    • Chlidonias
      So, with regards to your above post, how does arranging animals "geographically" change anything? Is an "African savannah" with, say, White Rhino, Springbok, and Scimitar-horned Oryx - with zero explanation that these animals are from utterly different environments - somehow better and more educational than a display representing the actual extinctions which have occurred in a specific area? Elephant Odyssey is trying to show how the current Californian fauna is not even close to what it should be, that the majority of the large-bodied species have been lost since human arrival. It literally is doing what you are complaining it isn't doing. The problem with it isn't the concept, it is (from what I gather) the way it is presented to the visitor in a very non-obvious way.
    • DelacoursLangur
      @Chlidonias I disagree with the statement that "California fauna is not close to what it should be". The ecosystem has changed significantly over the past 10,000+ years. How far back conservationists should strive to protect/recreate an ecosystem is subjective, however I would argue that pre-industrialization is a good rough benchmark. For example Ostrich's and Onager were extirpated from the Levant in the early 20th century as mechanized transportation and firearms became widespread. These make good candidates for reintroduction (an ongoing project in Israel) because its recent history. However Syrian Elephants would not make a good candidate for reintroduction as they were wiped out by 100BCE.

      As for your point on African wildlife often being from different ecosystems, I actually agree in that the ideal zoo would have clearly divided sections for each ecosystem. However mixing Savannah wildlife and desert Oryx is not nearly as distant as Asian elephants and Pronghorn, its a matter of degrees of separation.

      My 2 cents on the subject.
    • Chlidonias
      "The ecosystem has changed significantly over the past 10,000+ years": yes, of course it has - because almost all the large-bodied mammals were removed from the ecosystem. It is depauperate. It is literally impossible to conclude that the Californian ecosystem is complete.This is what Elephant Odyssey is trying to convey. As far as I'm aware they are not pushing for Pleistocene rewilding, they are simply showing the sorts of animals which were in the Californian ecology before the arrival of humans, using the available modern equivalents (because there is no other way to do it if using living animals).

      "However mixing Savannah wildlife and desert Oryx is not nearly as distant as Asian elephants and Pronghorn, its a matter of degrees of separation": the difference between the two examples is that in the former the zoo is either deliberately or through lack of care or knowledge making a statement that because those exact species come from the same continent they all live together - they are creating a fake ecological assemblage under the guise of it being "geographical" and presenting it as a fact. A hypothetical example also might be a zoo creating a "North American prairie" housing Pronghorns and Caribou, or as a real-life example from many zoos an "Australian Outback" exhibit with Emus and Bennett's Wallabies. Elephant Odyssey is explicitly not saying, to use your two animal examples, that Asian Elephants and Pronghorns occur together in the wild - it is using stand-in species to illustrate a theme which is all about extinction. Elephant Odyssey doesn't fail because of its concept, it fails because of its execution which means that A) it looks awful (from photos); and B) visitors don't appear to understand it.
    • DelacoursLangur
      @Chlidonias Fair enough, I certainly didnt get it when I was visiting and I knew more to begin with than the average visitor. I get the idea of trying to use innovative displays to convey the impact of extinction, It seems we agree that this failed in that respect. I can get more behind the idea that the purpose is to illustrate the impact of extinction, than to just recreate a Pleistocene environment like a museum display. However it really just comes off as a jumbled mess of mixed elephant species, lions next to jaguar next to horses.
    • Chlidonias
      Yes - I have never seen it in person of course, but the general reaction I read is that it doesn't "work" the way it is intended. I think the concept itself could work extremely well, but that doesn't seem to have happened in this case.

Dataset extract |
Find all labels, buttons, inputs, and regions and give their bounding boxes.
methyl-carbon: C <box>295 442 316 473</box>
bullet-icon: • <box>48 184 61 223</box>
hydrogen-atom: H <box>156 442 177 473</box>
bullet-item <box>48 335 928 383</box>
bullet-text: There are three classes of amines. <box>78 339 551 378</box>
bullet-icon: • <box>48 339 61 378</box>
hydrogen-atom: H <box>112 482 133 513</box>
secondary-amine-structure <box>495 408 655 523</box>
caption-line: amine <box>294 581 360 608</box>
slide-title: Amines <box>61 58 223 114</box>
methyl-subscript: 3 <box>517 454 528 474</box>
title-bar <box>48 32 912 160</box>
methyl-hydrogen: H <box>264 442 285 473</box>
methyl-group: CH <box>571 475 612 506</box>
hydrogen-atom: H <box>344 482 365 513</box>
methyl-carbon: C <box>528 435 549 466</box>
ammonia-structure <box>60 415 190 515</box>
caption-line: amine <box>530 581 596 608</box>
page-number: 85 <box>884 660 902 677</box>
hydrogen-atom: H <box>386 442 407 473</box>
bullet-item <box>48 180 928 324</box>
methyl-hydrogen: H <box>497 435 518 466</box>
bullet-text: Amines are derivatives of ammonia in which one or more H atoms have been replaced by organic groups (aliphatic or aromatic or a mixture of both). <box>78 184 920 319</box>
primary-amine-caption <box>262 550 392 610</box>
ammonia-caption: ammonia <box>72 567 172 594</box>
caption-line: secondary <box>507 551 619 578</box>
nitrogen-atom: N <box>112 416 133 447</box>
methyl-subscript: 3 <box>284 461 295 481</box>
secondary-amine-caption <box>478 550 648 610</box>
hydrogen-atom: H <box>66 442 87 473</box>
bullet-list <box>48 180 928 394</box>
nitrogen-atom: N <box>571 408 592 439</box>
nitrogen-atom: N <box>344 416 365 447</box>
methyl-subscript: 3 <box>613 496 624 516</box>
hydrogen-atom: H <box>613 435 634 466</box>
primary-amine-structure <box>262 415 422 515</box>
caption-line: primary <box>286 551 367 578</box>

Exercise requirements | In the discussion of Elephant Odyssey, which two animals were extirpated from the Levant in the early 20th century?

Solved exercise | Ostriches and onagers.